Copy the respondent's submissions between "24 The respondent" and "CJ at [32]ff).", inclusive, and swap "cardinal" for "fundamental".

++++ Document excerpt ++++

The respondent's submissions
22 The respondent submits for two main reasons that the right of carriageway is not a covenant, agreement or instrument that purports to impose restrictions on the carrying out of development of the land pursuant to Clause 44 of South Sydney Local Environmental Plan.
23 First, the respondent submits that s 28 does not in terms identify rights of way or easements amongst the private rights that may be adversely affected by an environmental planning instrument. Had Parliament, in enacting s 28, intended to interfere in vested proprietary rights conferred in favour of dominant tenements over servient tenements, it would have used plain words.
24 The respondent submits that it is a settled and cardinal principle of statutory construction that valuable proprietary rights are not abolished by a sidewind. In other words, Parliament would not be presumed, absent clear and unambiguous words, to interfere with vested property rights: Clissold v Perry (1904) 1 CLR 363 at 373 and Clunies Ross v The Commonwealth (1984) 155 CLR 193 at 199-200. The presumption against interference in vested property rights has been subsumed under the rubric of the principle of legality: J J Spigelman, "Principle of Legality and the Clear Statement of Principle" (2005) 79 ALJ 769; Al-Kateb v Goodwin (2004) 219 CLR 562 per Gleeson CJ at [19], Lodhi v Regina (2006) 199 FLR 303; [2006] NSWCCA 121 per Spigelman CJ at [32]ff).
25 Secondly, the respondent submits that there is a significant distinction between a "covenant, agreement or similar instrument" which purports to impose restrictions on the carrying out of development on the one hand, and a right of way or easement on the other.
26 This is because easements give the right positively to do something. They entitle the holder of the benefit of the easement to some non-exclusive use of the servient tenement: Bradbook & Neave, Easements and Restrictive Covenants in Australia, 2nd ed at [1.6].

++++ Data extract ++++

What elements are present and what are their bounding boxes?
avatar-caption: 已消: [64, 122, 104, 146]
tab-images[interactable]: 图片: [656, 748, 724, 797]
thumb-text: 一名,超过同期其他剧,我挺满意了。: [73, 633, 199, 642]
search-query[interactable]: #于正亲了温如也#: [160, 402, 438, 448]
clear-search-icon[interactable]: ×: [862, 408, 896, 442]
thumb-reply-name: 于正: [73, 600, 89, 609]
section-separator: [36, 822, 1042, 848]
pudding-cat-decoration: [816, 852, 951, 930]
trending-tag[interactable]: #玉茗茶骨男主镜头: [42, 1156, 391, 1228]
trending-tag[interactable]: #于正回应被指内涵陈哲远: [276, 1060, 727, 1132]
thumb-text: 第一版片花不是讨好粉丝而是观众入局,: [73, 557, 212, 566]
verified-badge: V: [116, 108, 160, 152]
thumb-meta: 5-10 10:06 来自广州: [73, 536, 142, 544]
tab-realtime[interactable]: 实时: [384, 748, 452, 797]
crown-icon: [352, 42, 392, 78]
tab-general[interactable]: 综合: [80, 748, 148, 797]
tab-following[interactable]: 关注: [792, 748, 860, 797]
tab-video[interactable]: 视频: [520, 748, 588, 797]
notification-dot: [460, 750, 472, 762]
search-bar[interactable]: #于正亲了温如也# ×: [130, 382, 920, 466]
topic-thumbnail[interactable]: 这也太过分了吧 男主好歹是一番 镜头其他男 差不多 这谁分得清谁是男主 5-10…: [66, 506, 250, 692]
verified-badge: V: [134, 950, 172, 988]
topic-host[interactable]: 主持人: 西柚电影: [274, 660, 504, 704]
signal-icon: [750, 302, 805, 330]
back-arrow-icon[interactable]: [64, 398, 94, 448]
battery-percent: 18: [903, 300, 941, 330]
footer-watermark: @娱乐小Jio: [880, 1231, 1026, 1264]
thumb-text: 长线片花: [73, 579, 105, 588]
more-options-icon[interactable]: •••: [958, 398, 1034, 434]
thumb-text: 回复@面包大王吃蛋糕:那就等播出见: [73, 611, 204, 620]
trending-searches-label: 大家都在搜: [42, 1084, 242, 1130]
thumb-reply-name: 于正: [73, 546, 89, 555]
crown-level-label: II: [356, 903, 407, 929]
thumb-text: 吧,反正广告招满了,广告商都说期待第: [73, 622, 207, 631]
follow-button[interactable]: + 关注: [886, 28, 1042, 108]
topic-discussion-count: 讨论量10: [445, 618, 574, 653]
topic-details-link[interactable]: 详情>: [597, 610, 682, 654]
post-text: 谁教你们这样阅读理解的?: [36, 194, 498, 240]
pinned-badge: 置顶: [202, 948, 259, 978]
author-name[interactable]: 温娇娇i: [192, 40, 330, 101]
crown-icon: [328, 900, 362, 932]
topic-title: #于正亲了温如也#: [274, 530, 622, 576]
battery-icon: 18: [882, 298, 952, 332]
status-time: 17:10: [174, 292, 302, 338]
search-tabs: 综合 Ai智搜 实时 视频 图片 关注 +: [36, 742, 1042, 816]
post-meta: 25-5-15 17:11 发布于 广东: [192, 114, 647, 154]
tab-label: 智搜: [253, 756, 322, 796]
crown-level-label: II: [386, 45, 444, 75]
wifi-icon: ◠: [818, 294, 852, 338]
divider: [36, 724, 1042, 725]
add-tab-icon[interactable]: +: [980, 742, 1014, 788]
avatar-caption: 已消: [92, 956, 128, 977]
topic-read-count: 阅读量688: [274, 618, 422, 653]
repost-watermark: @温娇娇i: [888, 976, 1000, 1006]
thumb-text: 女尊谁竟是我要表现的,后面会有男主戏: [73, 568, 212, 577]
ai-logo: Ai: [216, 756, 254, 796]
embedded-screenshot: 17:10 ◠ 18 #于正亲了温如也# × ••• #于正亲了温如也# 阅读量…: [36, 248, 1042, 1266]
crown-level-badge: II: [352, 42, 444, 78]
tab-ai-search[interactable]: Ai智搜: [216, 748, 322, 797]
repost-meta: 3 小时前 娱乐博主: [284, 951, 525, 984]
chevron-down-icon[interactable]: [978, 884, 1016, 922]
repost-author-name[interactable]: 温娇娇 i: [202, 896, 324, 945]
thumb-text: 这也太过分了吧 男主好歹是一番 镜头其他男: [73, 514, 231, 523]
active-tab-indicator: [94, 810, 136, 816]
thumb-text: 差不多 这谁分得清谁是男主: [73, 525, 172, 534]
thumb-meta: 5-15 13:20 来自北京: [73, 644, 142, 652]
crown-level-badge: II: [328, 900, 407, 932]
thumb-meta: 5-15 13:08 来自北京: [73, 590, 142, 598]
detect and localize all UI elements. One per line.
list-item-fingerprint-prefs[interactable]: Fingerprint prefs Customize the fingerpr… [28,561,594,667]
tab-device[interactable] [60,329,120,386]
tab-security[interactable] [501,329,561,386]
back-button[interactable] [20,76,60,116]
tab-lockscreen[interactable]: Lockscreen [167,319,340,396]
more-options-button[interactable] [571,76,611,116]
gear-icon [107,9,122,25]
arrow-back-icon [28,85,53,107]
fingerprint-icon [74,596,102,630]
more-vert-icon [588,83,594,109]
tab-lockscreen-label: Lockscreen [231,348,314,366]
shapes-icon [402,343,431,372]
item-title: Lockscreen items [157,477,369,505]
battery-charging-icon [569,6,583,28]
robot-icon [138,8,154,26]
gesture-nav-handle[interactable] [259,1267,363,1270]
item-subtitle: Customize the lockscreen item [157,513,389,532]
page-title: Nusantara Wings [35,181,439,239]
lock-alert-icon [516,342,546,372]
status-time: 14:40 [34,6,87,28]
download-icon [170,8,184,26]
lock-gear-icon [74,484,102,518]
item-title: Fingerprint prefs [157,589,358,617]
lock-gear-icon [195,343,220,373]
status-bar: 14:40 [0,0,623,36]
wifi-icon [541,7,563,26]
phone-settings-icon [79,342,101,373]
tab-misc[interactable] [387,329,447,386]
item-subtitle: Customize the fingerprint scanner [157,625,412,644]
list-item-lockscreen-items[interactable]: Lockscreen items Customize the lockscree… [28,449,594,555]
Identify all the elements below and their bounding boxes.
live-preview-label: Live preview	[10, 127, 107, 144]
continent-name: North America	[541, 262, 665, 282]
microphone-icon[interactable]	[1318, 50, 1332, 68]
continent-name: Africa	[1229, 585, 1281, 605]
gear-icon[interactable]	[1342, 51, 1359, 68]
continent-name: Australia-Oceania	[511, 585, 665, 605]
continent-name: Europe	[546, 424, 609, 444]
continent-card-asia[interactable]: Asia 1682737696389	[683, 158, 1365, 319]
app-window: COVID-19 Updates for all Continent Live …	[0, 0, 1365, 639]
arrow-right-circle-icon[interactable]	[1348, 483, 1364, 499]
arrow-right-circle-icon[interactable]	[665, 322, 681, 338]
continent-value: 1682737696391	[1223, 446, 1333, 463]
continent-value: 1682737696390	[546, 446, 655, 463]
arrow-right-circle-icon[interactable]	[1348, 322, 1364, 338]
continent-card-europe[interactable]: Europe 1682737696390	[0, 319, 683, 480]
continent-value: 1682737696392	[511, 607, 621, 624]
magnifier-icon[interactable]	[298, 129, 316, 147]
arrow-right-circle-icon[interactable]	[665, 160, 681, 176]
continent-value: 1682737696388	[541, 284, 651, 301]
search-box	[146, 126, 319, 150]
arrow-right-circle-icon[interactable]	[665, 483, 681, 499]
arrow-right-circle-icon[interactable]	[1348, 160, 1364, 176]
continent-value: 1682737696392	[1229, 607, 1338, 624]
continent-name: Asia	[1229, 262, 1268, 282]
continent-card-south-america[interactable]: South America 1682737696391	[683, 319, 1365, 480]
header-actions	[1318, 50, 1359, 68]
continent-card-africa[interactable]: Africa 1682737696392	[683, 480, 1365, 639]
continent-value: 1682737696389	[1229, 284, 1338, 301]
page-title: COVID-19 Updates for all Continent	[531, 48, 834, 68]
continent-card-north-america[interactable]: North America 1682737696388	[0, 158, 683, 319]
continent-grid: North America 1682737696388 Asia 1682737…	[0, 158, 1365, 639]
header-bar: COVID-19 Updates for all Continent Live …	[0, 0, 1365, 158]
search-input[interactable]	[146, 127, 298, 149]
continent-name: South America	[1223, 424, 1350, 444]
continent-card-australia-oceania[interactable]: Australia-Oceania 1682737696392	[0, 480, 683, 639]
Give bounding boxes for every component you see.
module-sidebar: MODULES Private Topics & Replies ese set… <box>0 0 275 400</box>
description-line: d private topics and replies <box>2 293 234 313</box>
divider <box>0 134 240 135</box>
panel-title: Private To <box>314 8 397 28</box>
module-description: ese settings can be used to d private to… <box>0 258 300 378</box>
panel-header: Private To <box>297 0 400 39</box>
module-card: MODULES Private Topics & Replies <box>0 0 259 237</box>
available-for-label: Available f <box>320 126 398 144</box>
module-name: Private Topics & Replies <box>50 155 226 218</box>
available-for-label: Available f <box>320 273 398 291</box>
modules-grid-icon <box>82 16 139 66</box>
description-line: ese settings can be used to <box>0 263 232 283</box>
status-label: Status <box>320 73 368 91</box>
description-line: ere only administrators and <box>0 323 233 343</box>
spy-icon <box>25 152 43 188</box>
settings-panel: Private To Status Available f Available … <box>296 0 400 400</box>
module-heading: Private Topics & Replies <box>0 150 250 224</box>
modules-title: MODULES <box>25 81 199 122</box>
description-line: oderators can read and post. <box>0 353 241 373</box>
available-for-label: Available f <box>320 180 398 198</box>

++++

> _Task result_:
24 The respondent submits that it is a settled and fundamental principle of statutory construction that valuable proprietary rights are not abolished by a sidewind. In other words, Parliament would not be presumed, absent clear and unambiguous words, to interfere with vested property rights: Clissold v Perry (1904) 1 CLR 363 at 373 and Clunies Ross v The Commonwealth (1984) 155 CLR 193 at 199-200. The presumption against interference in vested property rights has been subsumed under the rubric of the principle of legality: J J Spigelman, "Principle of Legality and the Clear Statement of Principle" (2005) 79 ALJ 769; Al-Kateb v Goodwin (2004) 219 CLR 562 per Gleeson CJ at [19], Lodhi v Regina (2006) 199 FLR 303; [2006] NSWCCA 121 per Spigelman CJ at [32]ff).